* BRIEF
Return the whole listing exactly as it stands.

* RECORDS TO USE
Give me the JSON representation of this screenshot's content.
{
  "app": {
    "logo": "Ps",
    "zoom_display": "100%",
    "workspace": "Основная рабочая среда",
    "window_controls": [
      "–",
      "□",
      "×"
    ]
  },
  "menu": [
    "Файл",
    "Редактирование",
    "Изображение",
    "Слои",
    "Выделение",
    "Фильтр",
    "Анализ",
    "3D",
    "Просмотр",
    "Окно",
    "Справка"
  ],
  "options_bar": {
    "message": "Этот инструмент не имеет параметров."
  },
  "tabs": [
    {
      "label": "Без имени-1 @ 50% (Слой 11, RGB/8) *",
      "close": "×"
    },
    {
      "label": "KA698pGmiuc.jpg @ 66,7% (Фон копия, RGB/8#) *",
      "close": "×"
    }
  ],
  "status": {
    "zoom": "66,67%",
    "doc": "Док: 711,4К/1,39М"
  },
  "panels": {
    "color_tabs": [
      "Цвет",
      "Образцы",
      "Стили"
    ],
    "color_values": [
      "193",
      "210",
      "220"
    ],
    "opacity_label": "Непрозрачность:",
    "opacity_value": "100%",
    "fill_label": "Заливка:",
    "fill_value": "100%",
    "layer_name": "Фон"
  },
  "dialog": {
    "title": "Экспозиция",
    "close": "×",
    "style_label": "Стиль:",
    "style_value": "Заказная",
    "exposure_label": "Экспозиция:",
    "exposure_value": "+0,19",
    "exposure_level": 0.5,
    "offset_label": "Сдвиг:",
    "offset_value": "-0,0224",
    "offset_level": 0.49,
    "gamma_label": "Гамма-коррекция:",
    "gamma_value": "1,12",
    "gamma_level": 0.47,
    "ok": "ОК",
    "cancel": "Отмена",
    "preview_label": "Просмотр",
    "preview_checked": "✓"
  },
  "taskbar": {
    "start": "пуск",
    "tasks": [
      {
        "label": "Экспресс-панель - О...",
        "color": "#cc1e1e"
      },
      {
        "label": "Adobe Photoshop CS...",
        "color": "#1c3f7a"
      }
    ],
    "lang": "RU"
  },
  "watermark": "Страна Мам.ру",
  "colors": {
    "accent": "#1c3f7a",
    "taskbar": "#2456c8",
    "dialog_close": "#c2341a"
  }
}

* REPLY
Give me the JSON representation of this screenshot's content.
{
  "app": {
    "logo": "Ps",
    "zoom_display": "100%",
    "workspace": "Основная рабочая среда",
    "window_controls": [
      "–",
      "□",
      "×"
    ]
  },
  "menu": [
    "Файл",
    "Редактирование",
    "Изображение",
    "Слои",
    "Выделение",
    "Фильтр",
    "Анализ",
    "3D",
    "Просмотр",
    "Окно",
    "Справка"
  ],
  "options_bar": {
    "message": "Этот инструмент не имеет параметров."
  },
  "tabs": [
    {
      "label": "Без имени-1 @ 50% (Слой 11, RGB/8) *",
      "close": "×"
    },
    {
      "label": "KA698pGmiuc.jpg @ 66,7% (Фон копия, RGB/8#) *",
      "close": "×"
    }
  ],
  "status": {
    "zoom": "66,67%",
    "doc": "Док: 711,4К/1,39М"
  },
  "panels": {
    "color_tabs": [
      "Цвет",
      "Образцы",
      "Стили"
    ],
    "color_values": [
      "193",
      "210",
      "220"
    ],
    "opacity_label": "Непрозрачность:",
    "opacity_value": "100%",
    "fill_label": "Заливка:",
    "fill_value": "100%",
    "layer_name": "Фон"
  },
  "dialog": {
    "title": "Экспозиция",
    "close": "×",
    "style_label": "Стиль:",
    "style_value": "Заказная",
    "exposure_label": "Экспозиция:",
    "exposure_value": "+0,19",
    "exposure_level": 0.5,
    "offset_label": "Сдвиг:",
    "offset_value": "-0,0224",
    "offset_level": 0.49,
    "gamma_label": "Гамма-коррекция:",
    "gamma_value": "1,12",
    "gamma_level": 0.47,
    "ok": "ОК",
    "cancel": "Отмена",
    "preview_label": "Просмотр",
    "preview_checked": "✓"
  },
  "taskbar": {
    "start": "пуск",
    "tasks": [
      {
        "label": "Экспресс-панель - О...",
        "color": "#cc1e1e"
      },
      {
        "label": "Adobe Photoshop CS...",
        "color": "#1c3f7a"
      }
    ],
    "lang": "RU"
  },
  "watermark": "Страна Мам.ру",
  "colors": {
    "accent": "#1c3f7a",
    "taskbar": "#2456c8",
    "dialog_close": "#c2341a"
  }
}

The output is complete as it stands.